[begin READING PASSAGE]
2) Use xen and memory mapping/mirror system to maintain on other node vps with same memory state(same running asterisk). Requirment: guru in XEN. See for example this: http://adrianotto.com/2009/11/remus-project-full-memory-mirroring/
Sorry, both methods require guru knowledge level.
Note, if you do sip via openvpn tunnel, very likly you not loose calls inside tunnel if internet go down for upto 20 sec. That is not exactly what you asked, but can work.
Since there is no accepted answer after almost 2 years I'll provide one: NO. Here's why.
If you failover from one Asterisk server 1 to Asterisk server 2, then Asterisk server 2 has no idea what calls (i.e. endpoint to endpoing) were in progress. (Even if you share a database of called numbers, use asterisk realtime, etc). If asterisk tried to bring up both legs of the call to the same numbers, these might not be the same endpoints of the call.
Another server cannot resume the SIP TCP session of the other server since it closed with the last server.
The MAC source/destination ports may be identical and your firewall will not know you are trying to continue the same session.
etc.....
If you goal is high availability of phone services take a look at the VoIP Info web site. All the rest (network redundancy, disk redundancy, shared block storage devices, router failover protocol, etc) is a distraction...focus instead on early DETECTION of failures across all trunks/routes/devices involved with providing phone service, and then providing the highest degree of recovery without sharing ANY DEVICES. (Too many HA solutions share a disk, channel bank, etc. that create a single point of failure)
[end READING PASSAGE]
:: EXERCISE SET ::
[1] Answer these questions about the Asterisk failover thread:
(a) For up to how many seconds of internet outage might calls inside an OpenVPN tunnel survive?
(b) What one-word answer does the thread give after noting there was no accepted answer for almost two years?
(c) Which two shared devices does the thread name as examples that create a single point of failure?
[2] Continue the Asterisk failover thread from its last sentence.
[begin LISTED RECORDS]
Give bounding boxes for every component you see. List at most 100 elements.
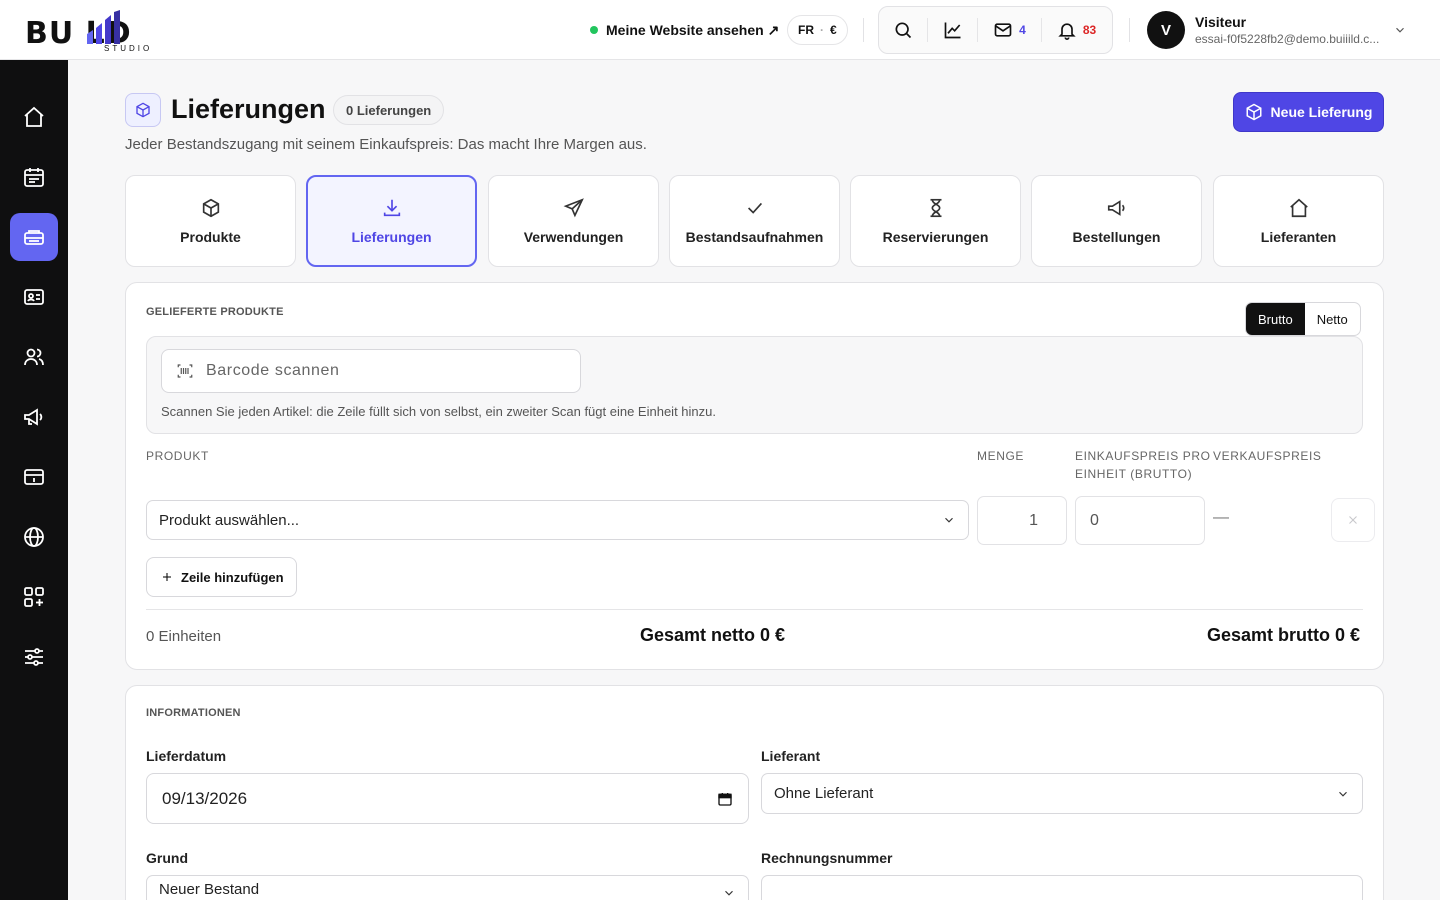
tab-usages[interactable]: Verwendungen [488,175,659,267]
divider [863,18,864,42]
sidebar-item-settings[interactable] [10,633,58,681]
home-icon [24,106,44,127]
calendar-icon [24,168,44,187]
tab-reservations[interactable]: Reservierungen [850,175,1021,267]
column-header-quantity: MENGE [977,449,1025,463]
barcode-icon [177,364,193,378]
view-website-link[interactable]: Meine Website ansehen ↗ [590,20,779,40]
delivery-date-input[interactable]: 09/13/2026 [146,773,749,824]
gross-option[interactable]: Brutto [1246,303,1305,335]
sliders-icon [25,648,43,666]
page-title: Lieferungen [171,94,326,124]
reason-select[interactable]: Neuer Bestand [146,875,749,900]
apps-icon [24,587,44,607]
supplier-select-value: Ohne Lieferant [774,785,874,802]
scan-hint: Scannen Sie jeden Artikel: die Zeile fül… [161,404,716,419]
chevron-down-icon [725,890,733,896]
logo-subtitle: STUDIO [104,44,153,53]
tab-orders[interactable]: Bestellungen [1031,175,1202,267]
user-name: Visiteur [1195,14,1247,30]
tab-products[interactable]: Produkte [125,175,296,267]
search-button[interactable] [879,7,927,53]
column-header-unit-price-sub: EINHEIT (BRUTTO) [1075,467,1193,481]
quantity-input[interactable]: 1 [977,496,1067,545]
divider [146,609,1363,610]
sidebar-item-apps[interactable] [10,573,58,621]
sidebar-item-inventory[interactable] [10,213,58,261]
mail-icon [994,23,1012,37]
tab-label: Lieferungen [351,229,432,245]
net-option[interactable]: Netto [1305,303,1360,335]
sidebar-item-home[interactable] [10,93,58,141]
add-row-button[interactable]: Zeile hinzufügen [146,557,297,597]
hourglass-icon [930,198,941,218]
unit-price-input[interactable]: 0 [1075,496,1205,545]
chevron-down-icon [1339,791,1347,797]
chart-icon [944,22,960,39]
plus-icon [163,573,171,581]
language-code: FR [798,23,814,37]
column-header-unit-price: EINKAUFSPREIS PRO [1075,449,1211,463]
toolbar: 4 83 [878,6,1113,54]
divider [1129,18,1130,42]
search-icon [895,22,912,39]
supplier-select[interactable]: Ohne Lieferant [761,773,1363,814]
sidebar-item-website[interactable] [10,513,58,561]
user-email: essai-f0f5228fb2@demo.buiiild.c... [1195,32,1380,46]
tab-label: Produkte [180,229,241,245]
payment-icon [24,469,44,485]
total-net: Gesamt netto 0 € [640,625,786,645]
language-currency-switcher[interactable]: FR · € [787,15,848,45]
delivery-date-label: Lieferdatum [146,748,227,764]
send-icon [563,198,584,218]
users-icon [24,348,44,366]
product-select-value: Produkt auswählen... [159,511,300,529]
sidebar-item-customers[interactable] [10,333,58,381]
language-separator: · [820,23,824,37]
sidebar-item-payments[interactable] [10,453,58,501]
sidebar [0,60,68,900]
product-select[interactable]: Produkt auswählen... [146,500,969,540]
sidebar-item-calendar[interactable] [10,153,58,201]
barcode-input[interactable]: Barcode scannen [161,349,581,393]
box-icon [202,198,219,218]
view-website-label: Meine Website ansehen ↗ [606,21,780,38]
tab-label: Bestellungen [1072,229,1161,245]
avatar: V [1147,11,1185,49]
chevron-down-icon[interactable] [1393,23,1407,37]
user-info: Visiteur essai-f0f5228fb2@demo.buiiild.c… [1195,14,1390,46]
column-header-sale-price: VERKAUFSPREIS [1213,449,1322,463]
notifications-button[interactable]: 83 [1041,18,1111,42]
tab-inventories[interactable]: Bestandsaufnahmen [669,175,840,267]
logo[interactable]: BU LD STUDIO [25,8,185,53]
mail-count: 4 [1019,23,1026,37]
new-delivery-label: Neue Lieferung [1270,104,1373,120]
invoice-number-label: Rechnungsnummer [761,850,893,866]
tab-label: Verwendungen [523,229,624,245]
units-summary: 0 Einheiten [146,628,222,645]
delivery-date-value: 09/13/2026 [162,788,248,808]
remove-row-button[interactable] [1331,498,1375,542]
notification-count: 83 [1082,23,1097,37]
inventory-icon [24,230,44,245]
tab-label: Reservierungen [882,229,989,245]
sidebar-item-contacts[interactable] [10,273,58,321]
new-delivery-button[interactable]: Neue Lieferung [1233,92,1384,132]
invoice-number-input[interactable] [761,875,1363,900]
calendar-icon[interactable] [717,791,733,807]
sale-price-value: — [1213,509,1229,526]
reason-select-value: Neuer Bestand [159,881,260,898]
analytics-button[interactable] [927,18,977,42]
messages-button[interactable]: 4 [977,18,1041,42]
id-card-icon [24,289,44,305]
page-icon [125,93,161,127]
gross-net-toggle[interactable]: Brutto Netto [1245,302,1361,336]
globe-icon [24,527,44,547]
tab-deliveries[interactable]: Lieferungen [306,175,477,267]
supplier-label: Lieferant [761,748,821,764]
column-header-product: PRODUKT [146,449,209,463]
tab-suppliers[interactable]: Lieferanten [1213,175,1384,267]
sidebar-item-marketing[interactable] [10,393,58,441]
top-bar: BU LD STUDIO Meine Website ansehen ↗ FR … [0,0,1440,60]
user-menu[interactable]: V Visiteur essai-f0f5228fb2@demo.buiiild… [1147,11,1390,49]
[end LISTED RECORDS]
:: TASK ANSWERS ::
[1]
(a) Up to 20 seconds.
(b) NO.
(c) A disk and a channel bank.

[2]
Your solution would require a shared database that is updated in realtime on both servers. The database would be managed by an event logger that would keep track of all calls in progress; flagged as LINEUP perhaps. In the event a failure was detected, then all calls that were on the failed server would be flagged as DROPPEDCALL. When your fail-over server spins up and takes over -- using heartbeat monitoring or somesuch -- then the first thing it would do is generate a set of call files of all database records flagged as DROPPPEDCALL. These calls can then be conferenced together.
The hardest part about it is the event monitor, ensuring that you don't miss any RING or HANGUP events, potentially leaving a "ghost" call in the system to be erroneously dialed in a recovery operation.
You likely should also have a mechanism to build your Asterisk config on a "management" machine that then pushes changes out to your farm of call-manager AST boxen. That way any node is replaceable with any other.
What you should likely have is 2 DB servers using replication techniques and Linux High-Availability (LHA) (1). Alternately, DNS round-robin or load-balancing with a "public" IP would do well, too. These machine will likely be light enough load to host your configuration manager as well, with the benefit of getting LHA for "free".
Then, at least N+1 AST Boxen for call handling. N is the number of calls you plan on handling per second divided by 300. The "+1" is your fail-over node. Using node-polling, you can then set up a mechanism where the fail-over node adopts the identity of the failed machine by pulling the correct configuration from the config manager.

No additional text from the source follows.